Dataset records:
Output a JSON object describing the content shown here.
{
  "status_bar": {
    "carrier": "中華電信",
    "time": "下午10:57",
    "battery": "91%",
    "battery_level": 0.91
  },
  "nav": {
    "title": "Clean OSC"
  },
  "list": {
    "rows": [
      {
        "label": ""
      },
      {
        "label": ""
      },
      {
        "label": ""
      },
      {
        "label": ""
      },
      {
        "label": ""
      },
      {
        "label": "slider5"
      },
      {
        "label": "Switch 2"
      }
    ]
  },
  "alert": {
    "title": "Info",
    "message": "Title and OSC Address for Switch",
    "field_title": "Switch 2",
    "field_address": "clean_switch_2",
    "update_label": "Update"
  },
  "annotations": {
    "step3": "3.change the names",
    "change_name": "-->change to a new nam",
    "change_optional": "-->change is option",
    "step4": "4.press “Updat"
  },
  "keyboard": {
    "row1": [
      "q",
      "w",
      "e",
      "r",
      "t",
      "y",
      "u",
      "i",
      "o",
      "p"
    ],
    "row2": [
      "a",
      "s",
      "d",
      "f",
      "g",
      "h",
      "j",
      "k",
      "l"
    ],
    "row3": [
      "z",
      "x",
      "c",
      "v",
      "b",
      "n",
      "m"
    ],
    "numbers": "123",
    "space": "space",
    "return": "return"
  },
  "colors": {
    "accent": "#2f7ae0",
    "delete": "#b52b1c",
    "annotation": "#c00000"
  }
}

What is required:
Filter the listing for the word "change" and copy every line that holds it.

Answer to the exercise:
    "step3": "3.change the names",
    "change_name": "-->change to a new nam",
    "change_optional": "-->change is option",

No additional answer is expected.